- _EXERCISE DETAILS_
Show every line of the records below that contains the word "title".
"""
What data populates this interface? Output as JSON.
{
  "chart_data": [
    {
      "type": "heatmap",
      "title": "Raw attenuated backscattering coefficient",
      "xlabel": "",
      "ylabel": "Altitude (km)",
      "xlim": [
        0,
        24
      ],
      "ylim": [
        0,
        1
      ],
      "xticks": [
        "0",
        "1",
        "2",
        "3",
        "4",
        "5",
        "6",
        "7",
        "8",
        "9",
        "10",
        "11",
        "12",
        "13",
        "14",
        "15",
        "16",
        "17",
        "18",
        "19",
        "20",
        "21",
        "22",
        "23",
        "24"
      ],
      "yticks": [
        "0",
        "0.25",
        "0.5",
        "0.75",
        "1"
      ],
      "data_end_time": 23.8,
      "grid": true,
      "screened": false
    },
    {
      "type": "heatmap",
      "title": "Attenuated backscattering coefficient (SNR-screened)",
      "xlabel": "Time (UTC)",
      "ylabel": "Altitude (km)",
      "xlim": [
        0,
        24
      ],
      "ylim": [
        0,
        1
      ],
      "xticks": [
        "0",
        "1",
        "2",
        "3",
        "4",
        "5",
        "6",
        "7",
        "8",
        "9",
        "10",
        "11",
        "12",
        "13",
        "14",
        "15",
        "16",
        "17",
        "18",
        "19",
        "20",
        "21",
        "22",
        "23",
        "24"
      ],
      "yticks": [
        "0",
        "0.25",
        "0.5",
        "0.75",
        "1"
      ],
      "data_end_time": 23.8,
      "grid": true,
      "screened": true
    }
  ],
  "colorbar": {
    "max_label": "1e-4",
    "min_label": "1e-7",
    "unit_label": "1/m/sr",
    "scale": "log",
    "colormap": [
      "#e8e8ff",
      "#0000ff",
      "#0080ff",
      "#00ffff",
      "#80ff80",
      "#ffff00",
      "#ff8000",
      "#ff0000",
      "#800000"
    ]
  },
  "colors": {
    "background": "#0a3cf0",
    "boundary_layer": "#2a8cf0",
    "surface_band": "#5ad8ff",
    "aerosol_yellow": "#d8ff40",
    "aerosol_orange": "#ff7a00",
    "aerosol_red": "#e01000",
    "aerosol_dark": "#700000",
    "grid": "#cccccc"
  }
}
"""
- _OUTPUT OF THE EXERCISE_
      "title": "Raw attenuated backscattering coefficient",
      "title": "Attenuated backscattering coefficient (SNR-screened)",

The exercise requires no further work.